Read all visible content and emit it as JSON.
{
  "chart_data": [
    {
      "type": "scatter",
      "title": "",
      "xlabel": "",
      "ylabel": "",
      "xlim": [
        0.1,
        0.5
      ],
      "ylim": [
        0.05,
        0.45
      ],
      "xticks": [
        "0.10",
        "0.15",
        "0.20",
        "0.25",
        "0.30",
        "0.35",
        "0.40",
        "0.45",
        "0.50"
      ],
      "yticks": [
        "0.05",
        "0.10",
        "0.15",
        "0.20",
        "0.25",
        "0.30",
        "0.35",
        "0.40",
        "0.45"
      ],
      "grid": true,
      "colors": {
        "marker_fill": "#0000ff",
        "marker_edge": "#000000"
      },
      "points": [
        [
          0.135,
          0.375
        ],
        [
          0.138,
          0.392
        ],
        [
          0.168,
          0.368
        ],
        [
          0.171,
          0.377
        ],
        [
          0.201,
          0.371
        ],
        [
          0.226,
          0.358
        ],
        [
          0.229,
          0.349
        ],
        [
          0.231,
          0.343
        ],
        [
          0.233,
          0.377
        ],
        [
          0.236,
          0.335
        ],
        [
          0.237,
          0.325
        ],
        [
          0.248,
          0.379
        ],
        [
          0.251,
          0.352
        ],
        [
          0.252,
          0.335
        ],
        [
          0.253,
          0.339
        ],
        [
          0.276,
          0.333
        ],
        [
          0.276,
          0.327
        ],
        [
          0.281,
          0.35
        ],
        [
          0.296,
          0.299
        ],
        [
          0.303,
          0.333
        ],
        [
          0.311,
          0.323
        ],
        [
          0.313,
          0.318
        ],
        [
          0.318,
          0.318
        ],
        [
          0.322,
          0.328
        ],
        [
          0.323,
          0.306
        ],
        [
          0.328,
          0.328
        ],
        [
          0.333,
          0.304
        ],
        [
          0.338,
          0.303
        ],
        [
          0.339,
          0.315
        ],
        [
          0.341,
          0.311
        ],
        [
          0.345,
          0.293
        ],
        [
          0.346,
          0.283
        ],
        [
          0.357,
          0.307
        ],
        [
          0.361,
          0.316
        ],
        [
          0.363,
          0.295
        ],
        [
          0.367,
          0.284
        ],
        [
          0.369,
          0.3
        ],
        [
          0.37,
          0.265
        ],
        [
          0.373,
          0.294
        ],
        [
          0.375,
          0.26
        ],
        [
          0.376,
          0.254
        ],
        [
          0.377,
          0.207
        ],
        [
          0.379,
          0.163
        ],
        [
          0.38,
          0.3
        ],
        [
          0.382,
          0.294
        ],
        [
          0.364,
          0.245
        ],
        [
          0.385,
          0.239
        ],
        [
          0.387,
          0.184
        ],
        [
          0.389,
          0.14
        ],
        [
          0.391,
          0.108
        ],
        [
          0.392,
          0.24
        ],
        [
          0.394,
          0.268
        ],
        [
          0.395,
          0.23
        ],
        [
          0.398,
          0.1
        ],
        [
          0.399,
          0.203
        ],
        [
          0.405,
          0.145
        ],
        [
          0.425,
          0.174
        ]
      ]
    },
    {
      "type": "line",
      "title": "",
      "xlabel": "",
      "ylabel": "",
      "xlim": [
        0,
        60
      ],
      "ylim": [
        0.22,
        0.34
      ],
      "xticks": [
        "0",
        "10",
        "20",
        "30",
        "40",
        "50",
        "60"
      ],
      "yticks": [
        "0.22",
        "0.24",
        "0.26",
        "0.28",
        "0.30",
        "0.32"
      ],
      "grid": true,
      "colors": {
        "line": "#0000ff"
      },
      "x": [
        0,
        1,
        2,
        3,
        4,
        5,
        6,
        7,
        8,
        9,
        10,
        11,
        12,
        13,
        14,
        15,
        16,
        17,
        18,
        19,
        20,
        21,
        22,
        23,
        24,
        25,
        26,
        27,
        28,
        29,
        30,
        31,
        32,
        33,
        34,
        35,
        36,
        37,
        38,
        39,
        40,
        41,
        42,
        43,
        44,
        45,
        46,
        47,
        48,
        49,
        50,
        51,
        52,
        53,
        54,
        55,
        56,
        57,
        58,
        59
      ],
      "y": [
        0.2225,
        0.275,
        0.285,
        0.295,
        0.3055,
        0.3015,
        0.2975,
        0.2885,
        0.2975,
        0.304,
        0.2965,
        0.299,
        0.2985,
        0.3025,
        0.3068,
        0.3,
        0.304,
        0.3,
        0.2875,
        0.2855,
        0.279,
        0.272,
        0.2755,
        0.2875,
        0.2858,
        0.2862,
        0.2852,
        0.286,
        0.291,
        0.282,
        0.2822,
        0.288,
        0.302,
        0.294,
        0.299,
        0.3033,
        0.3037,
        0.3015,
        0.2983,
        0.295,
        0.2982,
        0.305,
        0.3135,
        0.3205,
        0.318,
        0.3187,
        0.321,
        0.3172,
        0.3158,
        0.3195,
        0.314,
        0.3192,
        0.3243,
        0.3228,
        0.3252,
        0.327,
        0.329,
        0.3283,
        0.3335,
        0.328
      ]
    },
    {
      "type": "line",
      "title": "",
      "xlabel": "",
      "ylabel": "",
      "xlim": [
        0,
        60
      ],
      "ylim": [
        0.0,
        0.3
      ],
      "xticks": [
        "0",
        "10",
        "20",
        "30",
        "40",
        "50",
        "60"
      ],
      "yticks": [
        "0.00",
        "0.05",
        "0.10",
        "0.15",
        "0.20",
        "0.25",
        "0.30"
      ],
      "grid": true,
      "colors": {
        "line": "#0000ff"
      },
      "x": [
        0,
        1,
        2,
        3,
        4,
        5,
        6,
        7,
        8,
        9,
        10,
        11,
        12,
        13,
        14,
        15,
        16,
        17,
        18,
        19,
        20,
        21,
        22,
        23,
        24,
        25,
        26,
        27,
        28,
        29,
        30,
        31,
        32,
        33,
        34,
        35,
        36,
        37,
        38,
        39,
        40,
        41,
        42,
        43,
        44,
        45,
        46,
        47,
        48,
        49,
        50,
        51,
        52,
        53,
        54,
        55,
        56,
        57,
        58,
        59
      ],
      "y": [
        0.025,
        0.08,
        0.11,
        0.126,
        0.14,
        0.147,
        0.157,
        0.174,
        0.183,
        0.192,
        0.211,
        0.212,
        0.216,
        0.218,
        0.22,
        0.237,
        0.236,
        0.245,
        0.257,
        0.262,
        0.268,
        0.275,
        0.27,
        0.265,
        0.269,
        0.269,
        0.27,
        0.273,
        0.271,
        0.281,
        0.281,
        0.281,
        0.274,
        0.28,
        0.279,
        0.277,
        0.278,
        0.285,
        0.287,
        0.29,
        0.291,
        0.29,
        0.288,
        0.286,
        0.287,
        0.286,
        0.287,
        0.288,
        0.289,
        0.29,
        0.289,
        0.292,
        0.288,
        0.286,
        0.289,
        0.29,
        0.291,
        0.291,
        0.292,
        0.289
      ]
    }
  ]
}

◇ ◇ ◇ ◇ ◇ ◇ ◇

_Objective_
Write the complete data out, exactly as above.

_Answer_
Read all visible content and emit it as JSON.
{
  "chart_data": [
    {
      "type": "scatter",
      "title": "",
      "xlabel": "",
      "ylabel": "",
      "xlim": [
        0.1,
        0.5
      ],
      "ylim": [
        0.05,
        0.45
      ],
      "xticks": [
        "0.10",
        "0.15",
        "0.20",
        "0.25",
        "0.30",
        "0.35",
        "0.40",
        "0.45",
        "0.50"
      ],
      "yticks": [
        "0.05",
        "0.10",
        "0.15",
        "0.20",
        "0.25",
        "0.30",
        "0.35",
        "0.40",
        "0.45"
      ],
      "grid": true,
      "colors": {
        "marker_fill": "#0000ff",
        "marker_edge": "#000000"
      },
      "points": [
        [
          0.135,
          0.375
        ],
        [
          0.138,
          0.392
        ],
        [
          0.168,
          0.368
        ],
        [
          0.171,
          0.377
        ],
        [
          0.201,
          0.371
        ],
        [
          0.226,
          0.358
        ],
        [
          0.229,
          0.349
        ],
        [
          0.231,
          0.343
        ],
        [
          0.233,
          0.377
        ],
        [
          0.236,
          0.335
        ],
        [
          0.237,
          0.325
        ],
        [
          0.248,
          0.379
        ],
        [
          0.251,
          0.352
        ],
        [
          0.252,
          0.335
        ],
        [
          0.253,
          0.339
        ],
        [
          0.276,
          0.333
        ],
        [
          0.276,
          0.327
        ],
        [
          0.281,
          0.35
        ],
        [
          0.296,
          0.299
        ],
        [
          0.303,
          0.333
        ],
        [
          0.311,
          0.323
        ],
        [
          0.313,
          0.318
        ],
        [
          0.318,
          0.318
        ],
        [
          0.322,
          0.328
        ],
        [
          0.323,
          0.306
        ],
        [
          0.328,
          0.328
        ],
        [
          0.333,
          0.304
        ],
        [
          0.338,
          0.303
        ],
        [
          0.339,
          0.315
        ],
        [
          0.341,
          0.311
        ],
        [
          0.345,
          0.293
        ],
        [
          0.346,
          0.283
        ],
        [
          0.357,
          0.307
        ],
        [
          0.361,
          0.316
        ],
        [
          0.363,
          0.295
        ],
        [
          0.367,
          0.284
        ],
        [
          0.369,
          0.3
        ],
        [
          0.37,
          0.265
        ],
        [
          0.373,
          0.294
        ],
        [
          0.375,
          0.26
        ],
        [
          0.376,
          0.254
        ],
        [
          0.377,
          0.207
        ],
        [
          0.379,
          0.163
        ],
        [
          0.38,
          0.3
        ],
        [
          0.382,
          0.294
        ],
        [
          0.364,
          0.245
        ],
        [
          0.385,
          0.239
        ],
        [
          0.387,
          0.184
        ],
        [
          0.389,
          0.14
        ],
        [
          0.391,
          0.108
        ],
        [
          0.392,
          0.24
        ],
        [
          0.394,
          0.268
        ],
        [
          0.395,
          0.23
        ],
        [
          0.398,
          0.1
        ],
        [
          0.399,
          0.203
        ],
        [
          0.405,
          0.145
        ],
        [
          0.425,
          0.174
        ]
      ]
    },
    {
      "type": "line",
      "title": "",
      "xlabel": "",
      "ylabel": "",
      "xlim": [
        0,
        60
      ],
      "ylim": [
        0.22,
        0.34
      ],
      "xticks": [
        "0",
        "10",
        "20",
        "30",
        "40",
        "50",
        "60"
      ],
      "yticks": [
        "0.22",
        "0.24",
        "0.26",
        "0.28",
        "0.30",
        "0.32"
      ],
      "grid": true,
      "colors": {
        "line": "#0000ff"
      },
      "x": [
        0,
        1,
        2,
        3,
        4,
        5,
        6,
        7,
        8,
        9,
        10,
        11,
        12,
        13,
        14,
        15,
        16,
        17,
        18,
        19,
        20,
        21,
        22,
        23,
        24,
        25,
        26,
        27,
        28,
        29,
        30,
        31,
        32,
        33,
        34,
        35,
        36,
        37,
        38,
        39,
        40,
        41,
        42,
        43,
        44,
        45,
        46,
        47,
        48,
        49,
        50,
        51,
        52,
        53,
        54,
        55,
        56,
        57,
        58,
        59
      ],
      "y": [
        0.2225,
        0.275,
        0.285,
        0.295,
        0.3055,
        0.3015,
        0.2975,
        0.2885,
        0.2975,
        0.304,
        0.2965,
        0.299,
        0.2985,
        0.3025,
        0.3068,
        0.3,
        0.304,
        0.3,
        0.2875,
        0.2855,
        0.279,
        0.272,
        0.2755,
        0.2875,
        0.2858,
        0.2862,
        0.2852,
        0.286,
        0.291,
        0.282,
        0.2822,
        0.288,
        0.302,
        0.294,
        0.299,
        0.3033,
        0.3037,
        0.3015,
        0.2983,
        0.295,
        0.2982,
        0.305,
        0.3135,
        0.3205,
        0.318,
        0.3187,
        0.321,
        0.3172,
        0.3158,
        0.3195,
        0.314,
        0.3192,
        0.3243,
        0.3228,
        0.3252,
        0.327,
        0.329,
        0.3283,
        0.3335,
        0.328
      ]
    },
    {
      "type": "line",
      "title": "",
      "xlabel": "",
      "ylabel": "",
      "xlim": [
        0,
        60
      ],
      "ylim": [
        0.0,
        0.3
      ],
      "xticks": [
        "0",
        "10",
        "20",
        "30",
        "40",
        "50",
        "60"
      ],
      "yticks": [
        "0.00",
        "0.05",
        "0.10",
        "0.15",
        "0.20",
        "0.25",
        "0.30"
      ],
      "grid": true,
      "colors": {
        "line": "#0000ff"
      },
      "x": [
        0,
        1,
        2,
        3,
        4,
        5,
        6,
        7,
        8,
        9,
        10,
        11,
        12,
        13,
        14,
        15,
        16,
        17,
        18,
        19,
        20,
        21,
        22,
        23,
        24,
        25,
        26,
        27,
        28,
        29,
        30,
        31,
        32,
        33,
        34,
        35,
        36,
        37,
        38,
        39,
        40,
        41,
        42,
        43,
        44,
        45,
        46,
        47,
        48,
        49,
        50,
        51,
        52,
        53,
        54,
        55,
        56,
        57,
        58,
        59
      ],
      "y": [
        0.025,
        0.08,
        0.11,
        0.126,
        0.14,
        0.147,
        0.157,
        0.174,
        0.183,
        0.192,
        0.211,
        0.212,
        0.216,
        0.218,
        0.22,
        0.237,
        0.236,
        0.245,
        0.257,
        0.262,
        0.268,
        0.275,
        0.27,
        0.265,
        0.269,
        0.269,
        0.27,
        0.273,
        0.271,
        0.281,
        0.281,
        0.281,
        0.274,
        0.28,
        0.279,
        0.277,
        0.278,
        0.285,
        0.287,
        0.29,
        0.291,
        0.29,
        0.288,
        0.286,
        0.287,
        0.286,
        0.287,
        0.288,
        0.289,
        0.29,
        0.289,
        0.292,
        0.288,
        0.286,
        0.289,
        0.29,
        0.291,
        0.291,
        0.292,
        0.289
      ]
    }
  ]
}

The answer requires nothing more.